What is asked:
Transcribe the material verbatim in full; the pictures do not belong in the copy.

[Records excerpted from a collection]
◆ ◆ ◆
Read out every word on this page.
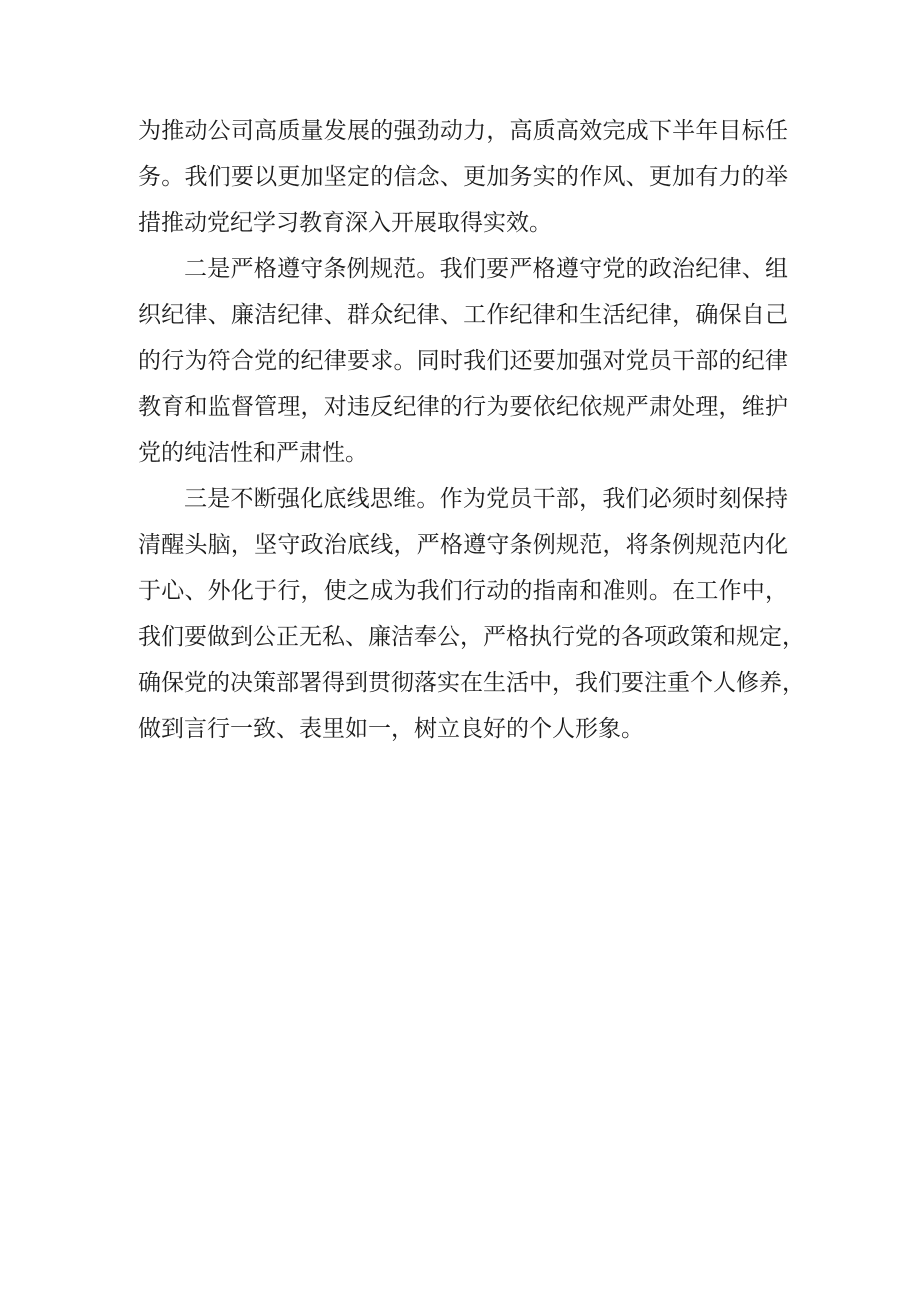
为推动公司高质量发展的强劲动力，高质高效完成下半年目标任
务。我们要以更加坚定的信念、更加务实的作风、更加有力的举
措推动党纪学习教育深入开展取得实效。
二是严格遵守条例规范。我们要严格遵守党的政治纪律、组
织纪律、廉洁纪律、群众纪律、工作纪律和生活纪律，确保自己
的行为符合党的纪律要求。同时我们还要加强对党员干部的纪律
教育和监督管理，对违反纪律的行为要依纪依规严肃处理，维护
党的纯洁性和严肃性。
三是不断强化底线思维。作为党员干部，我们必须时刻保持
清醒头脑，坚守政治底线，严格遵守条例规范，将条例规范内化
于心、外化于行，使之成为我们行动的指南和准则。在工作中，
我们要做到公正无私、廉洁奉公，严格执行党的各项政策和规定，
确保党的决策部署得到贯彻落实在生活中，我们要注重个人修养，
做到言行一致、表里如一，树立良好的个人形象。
◆ ◆ ◆
Finished answer:
Read out every word on this page.
为推动公司高质量发展的强劲动力，高质高效完成下半年目标任
务。我们要以更加坚定的信念、更加务实的作风、更加有力的举
措推动党纪学习教育深入开展取得实效。
二是严格遵守条例规范。我们要严格遵守党的政治纪律、组
织纪律、廉洁纪律、群众纪律、工作纪律和生活纪律，确保自己
的行为符合党的纪律要求。同时我们还要加强对党员干部的纪律
教育和监督管理，对违反纪律的行为要依纪依规严肃处理，维护
党的纯洁性和严肃性。
三是不断强化底线思维。作为党员干部，我们必须时刻保持
清醒头脑，坚守政治底线，严格遵守条例规范，将条例规范内化
于心、外化于行，使之成为我们行动的指南和准则。在工作中，
我们要做到公正无私、廉洁奉公，严格执行党的各项政策和规定，
确保党的决策部署得到贯彻落实在生活中，我们要注重个人修养，
做到言行一致、表里如一，树立良好的个人形象。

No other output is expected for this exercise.